Stored data
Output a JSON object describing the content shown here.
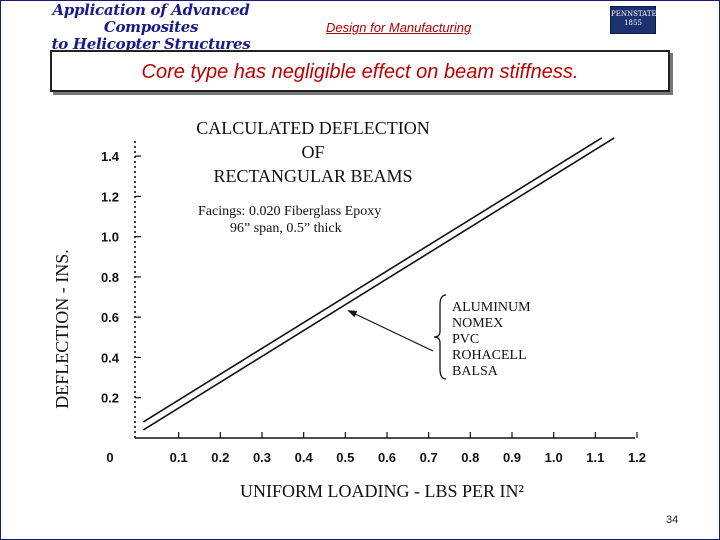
{
  "slide": {
    "course_title_line1": "Application of Advanced Composites",
    "course_title_line2": "to Helicopter Structures",
    "section_title": "Design for Manufacturing",
    "logo_text_line1": "PENNSTATE",
    "logo_text_line2": "1855",
    "headline": "Core type has negligible effect on beam stiffness.",
    "page_number": "34"
  },
  "colors": {
    "course_title": "#1a1a8c",
    "section_title": "#b00000",
    "headline": "#c00000",
    "logo_bg": "#1c3170",
    "ink": "#111111"
  },
  "chart_data": {
    "type": "line",
    "title_lines": [
      "CALCULATED DEFLECTION",
      "OF",
      "RECTANGULAR BEAMS"
    ],
    "note_lines": [
      "Facings: 0.020 Fiberglass Epoxy",
      "96” span, 0.5” thick"
    ],
    "xlabel": "UNIFORM LOADING - LBS PER IN²",
    "ylabel": "DEFLECTION - INS.",
    "x_ticks": [
      0.1,
      0.2,
      0.3,
      0.4,
      0.5,
      0.6,
      0.7,
      0.8,
      0.9,
      1.0,
      1.1,
      1.2
    ],
    "x_tick_labels": [
      "0.1",
      "0.2",
      "0.3",
      "0.4",
      "0.5",
      "0.6",
      "0.7",
      "0.8",
      "0.9",
      "1.0",
      "1.1",
      "1.2"
    ],
    "y_ticks": [
      0.2,
      0.4,
      0.6,
      0.8,
      1.0,
      1.2,
      1.4
    ],
    "y_tick_labels": [
      "0.2",
      "0.4",
      "0.6",
      "0.8",
      "1.0",
      "1.2",
      "1.4"
    ],
    "origin_label": "0",
    "xlim": [
      0,
      1.2
    ],
    "ylim": [
      0,
      1.48
    ],
    "series": [
      {
        "x": [
          0.02,
          1.15
        ],
        "y": [
          0.04,
          1.49
        ]
      },
      {
        "x": [
          0.02,
          1.12
        ],
        "y": [
          0.08,
          1.49
        ]
      }
    ],
    "legend_entries": [
      "ALUMINUM",
      "NOMEX",
      "PVC",
      "ROHACELL",
      "BALSA"
    ],
    "legend_pointer_target": {
      "x": 0.5,
      "y": 0.64
    }
  }
}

Your task
Return to the listing above and set it down exactly, leaving out its pictures.

Solution below
Output a JSON object describing the content shown here.
{
  "slide": {
    "course_title_line1": "Application of Advanced Composites",
    "course_title_line2": "to Helicopter Structures",
    "section_title": "Design for Manufacturing",
    "logo_text_line1": "PENNSTATE",
    "logo_text_line2": "1855",
    "headline": "Core type has negligible effect on beam stiffness.",
    "page_number": "34"
  },
  "colors": {
    "course_title": "#1a1a8c",
    "section_title": "#b00000",
    "headline": "#c00000",
    "logo_bg": "#1c3170",
    "ink": "#111111"
  },
  "chart_data": {
    "type": "line",
    "title_lines": [
      "CALCULATED DEFLECTION",
      "OF",
      "RECTANGULAR BEAMS"
    ],
    "note_lines": [
      "Facings: 0.020 Fiberglass Epoxy",
      "96” span, 0.5” thick"
    ],
    "xlabel": "UNIFORM LOADING - LBS PER IN²",
    "ylabel": "DEFLECTION - INS.",
    "x_ticks": [
      0.1,
      0.2,
      0.3,
      0.4,
      0.5,
      0.6,
      0.7,
      0.8,
      0.9,
      1.0,
      1.1,
      1.2
    ],
    "x_tick_labels": [
      "0.1",
      "0.2",
      "0.3",
      "0.4",
      "0.5",
      "0.6",
      "0.7",
      "0.8",
      "0.9",
      "1.0",
      "1.1",
      "1.2"
    ],
    "y_ticks": [
      0.2,
      0.4,
      0.6,
      0.8,
      1.0,
      1.2,
      1.4
    ],
    "y_tick_labels": [
      "0.2",
      "0.4",
      "0.6",
      "0.8",
      "1.0",
      "1.2",
      "1.4"
    ],
    "origin_label": "0",
    "xlim": [
      0,
      1.2
    ],
    "ylim": [
      0,
      1.48
    ],
    "series": [
      {
        "x": [
          0.02,
          1.15
        ],
        "y": [
          0.04,
          1.49
        ]
      },
      {
        "x": [
          0.02,
          1.12
        ],
        "y": [
          0.08,
          1.49
        ]
      }
    ],
    "legend_entries": [
      "ALUMINUM",
      "NOMEX",
      "PVC",
      "ROHACELL",
      "BALSA"
    ],
    "legend_pointer_target": {
      "x": 0.5,
      "y": 0.64
    }
  }
}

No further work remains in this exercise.